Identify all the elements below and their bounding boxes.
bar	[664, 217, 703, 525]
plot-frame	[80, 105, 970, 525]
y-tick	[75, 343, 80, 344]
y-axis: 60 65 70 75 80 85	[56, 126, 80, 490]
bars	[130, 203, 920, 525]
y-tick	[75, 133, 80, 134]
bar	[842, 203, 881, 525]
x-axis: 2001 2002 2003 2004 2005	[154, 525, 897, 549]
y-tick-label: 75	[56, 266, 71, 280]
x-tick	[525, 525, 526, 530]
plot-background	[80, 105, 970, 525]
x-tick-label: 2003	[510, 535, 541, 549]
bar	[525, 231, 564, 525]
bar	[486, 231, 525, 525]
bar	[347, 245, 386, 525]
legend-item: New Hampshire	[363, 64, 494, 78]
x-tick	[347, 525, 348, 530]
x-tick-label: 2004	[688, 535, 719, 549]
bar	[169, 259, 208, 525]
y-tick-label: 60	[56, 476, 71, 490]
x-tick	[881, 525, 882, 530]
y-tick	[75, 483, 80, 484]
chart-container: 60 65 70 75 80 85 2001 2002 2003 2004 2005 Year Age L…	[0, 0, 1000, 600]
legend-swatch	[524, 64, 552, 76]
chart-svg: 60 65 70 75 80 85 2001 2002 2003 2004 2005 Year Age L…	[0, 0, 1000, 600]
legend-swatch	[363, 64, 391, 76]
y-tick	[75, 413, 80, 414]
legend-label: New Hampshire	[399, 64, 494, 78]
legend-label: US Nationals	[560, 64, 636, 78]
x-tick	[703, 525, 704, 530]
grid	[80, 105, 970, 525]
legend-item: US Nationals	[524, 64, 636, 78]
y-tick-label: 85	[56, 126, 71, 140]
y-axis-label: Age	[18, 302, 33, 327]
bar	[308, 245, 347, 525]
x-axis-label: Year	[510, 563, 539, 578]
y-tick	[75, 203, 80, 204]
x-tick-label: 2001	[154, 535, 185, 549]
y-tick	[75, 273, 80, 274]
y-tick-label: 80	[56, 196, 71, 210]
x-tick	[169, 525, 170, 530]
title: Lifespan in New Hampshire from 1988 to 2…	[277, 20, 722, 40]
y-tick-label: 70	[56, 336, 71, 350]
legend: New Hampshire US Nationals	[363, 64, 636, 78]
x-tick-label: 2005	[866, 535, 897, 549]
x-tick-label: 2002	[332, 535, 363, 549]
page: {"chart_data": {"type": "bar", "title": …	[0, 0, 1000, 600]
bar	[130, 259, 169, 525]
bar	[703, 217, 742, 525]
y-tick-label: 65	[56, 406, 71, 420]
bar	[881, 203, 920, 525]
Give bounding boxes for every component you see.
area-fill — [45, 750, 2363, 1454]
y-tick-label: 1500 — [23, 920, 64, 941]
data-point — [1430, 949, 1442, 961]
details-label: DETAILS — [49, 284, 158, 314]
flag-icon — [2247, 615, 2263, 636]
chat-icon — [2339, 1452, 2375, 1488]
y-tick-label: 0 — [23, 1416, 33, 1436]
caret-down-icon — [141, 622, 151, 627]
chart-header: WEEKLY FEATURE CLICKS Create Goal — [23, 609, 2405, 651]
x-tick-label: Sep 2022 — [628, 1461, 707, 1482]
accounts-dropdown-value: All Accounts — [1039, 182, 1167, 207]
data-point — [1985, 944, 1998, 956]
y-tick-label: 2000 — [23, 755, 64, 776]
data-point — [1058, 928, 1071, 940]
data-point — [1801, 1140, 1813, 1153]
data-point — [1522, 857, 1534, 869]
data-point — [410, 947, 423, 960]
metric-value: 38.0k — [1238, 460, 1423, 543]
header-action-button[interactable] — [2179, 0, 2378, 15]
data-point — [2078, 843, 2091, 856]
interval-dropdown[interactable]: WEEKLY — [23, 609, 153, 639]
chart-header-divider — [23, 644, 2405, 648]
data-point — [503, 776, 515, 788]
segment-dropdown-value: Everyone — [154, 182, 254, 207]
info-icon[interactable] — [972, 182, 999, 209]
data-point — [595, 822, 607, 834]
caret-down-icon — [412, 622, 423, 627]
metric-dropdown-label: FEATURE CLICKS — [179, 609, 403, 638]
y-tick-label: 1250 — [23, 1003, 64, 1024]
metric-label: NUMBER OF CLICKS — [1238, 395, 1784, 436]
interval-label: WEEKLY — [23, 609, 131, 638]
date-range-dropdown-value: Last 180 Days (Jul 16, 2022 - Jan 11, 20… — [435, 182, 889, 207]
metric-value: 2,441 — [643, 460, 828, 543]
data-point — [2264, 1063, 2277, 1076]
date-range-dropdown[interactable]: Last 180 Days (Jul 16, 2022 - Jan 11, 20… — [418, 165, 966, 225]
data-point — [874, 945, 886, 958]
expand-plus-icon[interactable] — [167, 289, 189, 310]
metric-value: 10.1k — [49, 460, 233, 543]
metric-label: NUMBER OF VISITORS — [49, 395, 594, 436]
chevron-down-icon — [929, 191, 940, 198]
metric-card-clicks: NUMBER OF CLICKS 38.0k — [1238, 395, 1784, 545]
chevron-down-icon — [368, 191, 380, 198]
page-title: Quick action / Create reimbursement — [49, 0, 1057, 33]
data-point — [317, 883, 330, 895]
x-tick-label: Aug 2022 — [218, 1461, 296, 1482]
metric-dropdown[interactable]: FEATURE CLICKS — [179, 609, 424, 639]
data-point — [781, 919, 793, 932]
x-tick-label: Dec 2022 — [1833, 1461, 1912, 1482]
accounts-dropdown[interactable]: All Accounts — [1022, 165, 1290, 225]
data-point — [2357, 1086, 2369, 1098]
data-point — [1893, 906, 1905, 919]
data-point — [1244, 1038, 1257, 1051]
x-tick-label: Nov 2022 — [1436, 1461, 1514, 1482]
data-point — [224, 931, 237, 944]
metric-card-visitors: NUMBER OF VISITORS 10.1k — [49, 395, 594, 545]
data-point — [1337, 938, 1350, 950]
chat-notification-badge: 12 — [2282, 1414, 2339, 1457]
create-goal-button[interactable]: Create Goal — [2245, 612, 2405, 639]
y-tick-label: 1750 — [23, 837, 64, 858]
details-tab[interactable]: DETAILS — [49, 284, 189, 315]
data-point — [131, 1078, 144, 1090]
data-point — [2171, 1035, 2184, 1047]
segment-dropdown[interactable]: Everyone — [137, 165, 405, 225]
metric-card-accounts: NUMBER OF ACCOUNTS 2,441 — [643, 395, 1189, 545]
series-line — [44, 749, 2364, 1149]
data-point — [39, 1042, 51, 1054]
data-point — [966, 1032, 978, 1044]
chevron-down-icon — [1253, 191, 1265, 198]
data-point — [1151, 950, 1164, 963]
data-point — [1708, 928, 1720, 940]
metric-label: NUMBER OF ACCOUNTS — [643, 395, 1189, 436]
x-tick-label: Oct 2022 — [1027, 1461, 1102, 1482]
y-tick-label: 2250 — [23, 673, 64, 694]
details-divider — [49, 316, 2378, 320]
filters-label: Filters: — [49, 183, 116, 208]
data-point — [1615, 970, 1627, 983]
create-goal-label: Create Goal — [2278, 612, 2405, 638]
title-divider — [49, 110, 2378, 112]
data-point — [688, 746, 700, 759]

******

What you need to do
Reproduce the listing above in full, substituting "marker" for every occurrence of "data-point" and leaving everything else unchanged.

Answer to this exercise
Identify all the elements below and their bounding boxes.
bar	[664, 217, 703, 525]
plot-frame	[80, 105, 970, 525]
y-tick	[75, 343, 80, 344]
y-axis: 60 65 70 75 80 85	[56, 126, 80, 490]
bars	[130, 203, 920, 525]
y-tick	[75, 133, 80, 134]
bar	[842, 203, 881, 525]
x-axis: 2001 2002 2003 2004 2005	[154, 525, 897, 549]
y-tick-label: 75	[56, 266, 71, 280]
x-tick	[525, 525, 526, 530]
plot-background	[80, 105, 970, 525]
x-tick-label: 2003	[510, 535, 541, 549]
bar	[525, 231, 564, 525]
bar	[486, 231, 525, 525]
bar	[347, 245, 386, 525]
legend-item: New Hampshire	[363, 64, 494, 78]
x-tick	[347, 525, 348, 530]
x-tick-label: 2004	[688, 535, 719, 549]
bar	[169, 259, 208, 525]
y-tick-label: 60	[56, 476, 71, 490]
x-tick	[881, 525, 882, 530]
y-tick	[75, 483, 80, 484]
chart-container: 60 65 70 75 80 85 2001 2002 2003 2004 2005 Year Age L…	[0, 0, 1000, 600]
legend-swatch	[524, 64, 552, 76]
chart-svg: 60 65 70 75 80 85 2001 2002 2003 2004 2005 Year Age L…	[0, 0, 1000, 600]
legend-swatch	[363, 64, 391, 76]
y-tick	[75, 413, 80, 414]
legend-label: New Hampshire	[399, 64, 494, 78]
legend-label: US Nationals	[560, 64, 636, 78]
x-tick	[703, 525, 704, 530]
grid	[80, 105, 970, 525]
legend-item: US Nationals	[524, 64, 636, 78]
y-tick-label: 85	[56, 126, 71, 140]
y-axis-label: Age	[18, 302, 33, 327]
bar	[308, 245, 347, 525]
x-axis-label: Year	[510, 563, 539, 578]
y-tick	[75, 203, 80, 204]
x-tick-label: 2001	[154, 535, 185, 549]
y-tick	[75, 273, 80, 274]
y-tick-label: 80	[56, 196, 71, 210]
x-tick	[169, 525, 170, 530]
title: Lifespan in New Hampshire from 1988 to 2…	[277, 20, 722, 40]
y-tick-label: 70	[56, 336, 71, 350]
legend: New Hampshire US Nationals	[363, 64, 636, 78]
x-tick-label: 2005	[866, 535, 897, 549]
x-tick-label: 2002	[332, 535, 363, 549]
page: {"chart_data": {"type": "bar", "title": …	[0, 0, 1000, 600]
bar	[130, 259, 169, 525]
bar	[703, 217, 742, 525]
y-tick-label: 65	[56, 406, 71, 420]
bar	[881, 203, 920, 525]
Give bounding boxes for every component you see.
area-fill — [45, 750, 2363, 1454]
y-tick-label: 1500 — [23, 920, 64, 941]
marker — [1430, 949, 1442, 961]
details-label: DETAILS — [49, 284, 158, 314]
flag-icon — [2247, 615, 2263, 636]
chat-icon — [2339, 1452, 2375, 1488]
y-tick-label: 0 — [23, 1416, 33, 1436]
caret-down-icon — [141, 622, 151, 627]
chart-header: WEEKLY FEATURE CLICKS Create Goal — [23, 609, 2405, 651]
x-tick-label: Sep 2022 — [628, 1461, 707, 1482]
accounts-dropdown-value: All Accounts — [1039, 182, 1167, 207]
marker — [1985, 944, 1998, 956]
y-tick-label: 2000 — [23, 755, 64, 776]
marker — [1058, 928, 1071, 940]
marker — [1801, 1140, 1813, 1153]
marker — [1522, 857, 1534, 869]
marker — [410, 947, 423, 960]
metric-value: 38.0k — [1238, 460, 1423, 543]
header-action-button[interactable] — [2179, 0, 2378, 15]
marker — [2078, 843, 2091, 856]
interval-dropdown[interactable]: WEEKLY — [23, 609, 153, 639]
chart-header-divider — [23, 644, 2405, 648]
marker — [503, 776, 515, 788]
segment-dropdown-value: Everyone — [154, 182, 254, 207]
info-icon[interactable] — [972, 182, 999, 209]
marker — [595, 822, 607, 834]
caret-down-icon — [412, 622, 423, 627]
metric-dropdown-label: FEATURE CLICKS — [179, 609, 403, 638]
y-tick-label: 1250 — [23, 1003, 64, 1024]
metric-label: NUMBER OF CLICKS — [1238, 395, 1784, 436]
interval-label: WEEKLY — [23, 609, 131, 638]
date-range-dropdown-value: Last 180 Days (Jul 16, 2022 - Jan 11, 20… — [435, 182, 889, 207]
metric-value: 2,441 — [643, 460, 828, 543]
marker — [2264, 1063, 2277, 1076]
date-range-dropdown[interactable]: Last 180 Days (Jul 16, 2022 - Jan 11, 20… — [418, 165, 966, 225]
marker — [874, 945, 886, 958]
expand-plus-icon[interactable] — [167, 289, 189, 310]
metric-value: 10.1k — [49, 460, 233, 543]
metric-label: NUMBER OF VISITORS — [49, 395, 594, 436]
chevron-down-icon — [929, 191, 940, 198]
metric-card-clicks: NUMBER OF CLICKS 38.0k — [1238, 395, 1784, 545]
chevron-down-icon — [368, 191, 380, 198]
page-title: Quick action / Create reimbursement — [49, 0, 1057, 33]
marker — [317, 883, 330, 895]
x-tick-label: Aug 2022 — [218, 1461, 296, 1482]
metric-dropdown[interactable]: FEATURE CLICKS — [179, 609, 424, 639]
marker — [781, 919, 793, 932]
x-tick-label: Dec 2022 — [1833, 1461, 1912, 1482]
accounts-dropdown[interactable]: All Accounts — [1022, 165, 1290, 225]
marker — [2357, 1086, 2369, 1098]
marker — [1893, 906, 1905, 919]
marker — [1244, 1038, 1257, 1051]
x-tick-label: Nov 2022 — [1436, 1461, 1514, 1482]
marker — [224, 931, 237, 944]
metric-card-visitors: NUMBER OF VISITORS 10.1k — [49, 395, 594, 545]
marker — [1337, 938, 1350, 950]
chat-notification-badge: 12 — [2282, 1414, 2339, 1457]
create-goal-button[interactable]: Create Goal — [2245, 612, 2405, 639]
y-tick-label: 1750 — [23, 837, 64, 858]
details-tab[interactable]: DETAILS — [49, 284, 189, 315]
marker — [131, 1078, 144, 1090]
marker — [2171, 1035, 2184, 1047]
segment-dropdown[interactable]: Everyone — [137, 165, 405, 225]
metric-card-accounts: NUMBER OF ACCOUNTS 2,441 — [643, 395, 1189, 545]
series-line — [44, 749, 2364, 1149]
marker — [39, 1042, 51, 1054]
marker — [966, 1032, 978, 1044]
chevron-down-icon — [1253, 191, 1265, 198]
marker — [1151, 950, 1164, 963]
marker — [1708, 928, 1720, 940]
metric-label: NUMBER OF ACCOUNTS — [643, 395, 1189, 436]
x-tick-label: Oct 2022 — [1027, 1461, 1102, 1482]
y-tick-label: 2250 — [23, 673, 64, 694]
details-divider — [49, 316, 2378, 320]
filters-label: Filters: — [49, 183, 116, 208]
marker — [1615, 970, 1627, 983]
create-goal-label: Create Goal — [2278, 612, 2405, 638]
title-divider — [49, 110, 2378, 112]
marker — [688, 746, 700, 759]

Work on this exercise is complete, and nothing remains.